_Problem description_
Provide an exact transcription of all the records.

_Records shown_

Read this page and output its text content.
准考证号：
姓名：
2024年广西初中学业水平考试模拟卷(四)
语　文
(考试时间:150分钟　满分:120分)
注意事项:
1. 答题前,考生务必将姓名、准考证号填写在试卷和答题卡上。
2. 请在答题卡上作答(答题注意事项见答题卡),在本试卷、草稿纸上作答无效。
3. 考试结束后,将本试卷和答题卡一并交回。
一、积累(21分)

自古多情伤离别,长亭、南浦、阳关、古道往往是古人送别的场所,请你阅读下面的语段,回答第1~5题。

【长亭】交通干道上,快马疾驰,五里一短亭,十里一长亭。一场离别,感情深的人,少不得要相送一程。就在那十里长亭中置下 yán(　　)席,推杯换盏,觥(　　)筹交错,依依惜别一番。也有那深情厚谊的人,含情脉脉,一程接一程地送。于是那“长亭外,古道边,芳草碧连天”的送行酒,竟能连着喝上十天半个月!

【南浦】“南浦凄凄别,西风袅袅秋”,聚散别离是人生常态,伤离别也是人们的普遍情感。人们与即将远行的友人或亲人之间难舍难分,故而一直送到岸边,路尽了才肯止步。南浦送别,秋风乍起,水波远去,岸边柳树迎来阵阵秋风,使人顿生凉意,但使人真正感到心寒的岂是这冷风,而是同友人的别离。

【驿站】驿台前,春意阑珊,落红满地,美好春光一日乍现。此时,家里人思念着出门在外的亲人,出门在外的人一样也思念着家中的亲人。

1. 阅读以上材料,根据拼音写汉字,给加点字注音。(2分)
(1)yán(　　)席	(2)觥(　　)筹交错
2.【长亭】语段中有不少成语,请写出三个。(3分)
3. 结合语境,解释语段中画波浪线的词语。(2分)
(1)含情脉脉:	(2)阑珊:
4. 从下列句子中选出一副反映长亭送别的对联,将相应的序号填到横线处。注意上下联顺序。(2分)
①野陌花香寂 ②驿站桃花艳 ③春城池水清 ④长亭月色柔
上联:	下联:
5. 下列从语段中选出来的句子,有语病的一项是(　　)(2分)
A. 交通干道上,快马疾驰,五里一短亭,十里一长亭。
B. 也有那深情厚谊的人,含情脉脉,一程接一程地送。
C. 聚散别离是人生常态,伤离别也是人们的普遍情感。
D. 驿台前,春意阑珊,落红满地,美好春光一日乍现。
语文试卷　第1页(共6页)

_Complete output_
Read this page and output its text content.
准考证号：
姓名：
2024年广西初中学业水平考试模拟卷(四)
语　文
(考试时间:150分钟　满分:120分)
注意事项:
1. 答题前,考生务必将姓名、准考证号填写在试卷和答题卡上。
2. 请在答题卡上作答(答题注意事项见答题卡),在本试卷、草稿纸上作答无效。
3. 考试结束后,将本试卷和答题卡一并交回。
一、积累(21分)

自古多情伤离别,长亭、南浦、阳关、古道往往是古人送别的场所,请你阅读下面的语段,回答第1~5题。

【长亭】交通干道上,快马疾驰,五里一短亭,十里一长亭。一场离别,感情深的人,少不得要相送一程。就在那十里长亭中置下 yán(　　)席,推杯换盏,觥(　　)筹交错,依依惜别一番。也有那深情厚谊的人,含情脉脉,一程接一程地送。于是那“长亭外,古道边,芳草碧连天”的送行酒,竟能连着喝上十天半个月!

【南浦】“南浦凄凄别,西风袅袅秋”,聚散别离是人生常态,伤离别也是人们的普遍情感。人们与即将远行的友人或亲人之间难舍难分,故而一直送到岸边,路尽了才肯止步。南浦送别,秋风乍起,水波远去,岸边柳树迎来阵阵秋风,使人顿生凉意,但使人真正感到心寒的岂是这冷风,而是同友人的别离。

【驿站】驿台前,春意阑珊,落红满地,美好春光一日乍现。此时,家里人思念着出门在外的亲人,出门在外的人一样也思念着家中的亲人。

1. 阅读以上材料,根据拼音写汉字,给加点字注音。(2分)
(1)yán(　　)席	(2)觥(　　)筹交错
2.【长亭】语段中有不少成语,请写出三个。(3分)
3. 结合语境,解释语段中画波浪线的词语。(2分)
(1)含情脉脉:	(2)阑珊:
4. 从下列句子中选出一副反映长亭送别的对联,将相应的序号填到横线处。注意上下联顺序。(2分)
①野陌花香寂 ②驿站桃花艳 ③春城池水清 ④长亭月色柔
上联:	下联:
5. 下列从语段中选出来的句子,有语病的一项是(　　)(2分)
A. 交通干道上,快马疾驰,五里一短亭,十里一长亭。
B. 也有那深情厚谊的人,含情脉脉,一程接一程地送。
C. 聚散别离是人生常态,伤离别也是人们的普遍情感。
D. 驿台前,春意阑珊,落红满地,美好春光一日乍现。
语文试卷　第1页(共6页)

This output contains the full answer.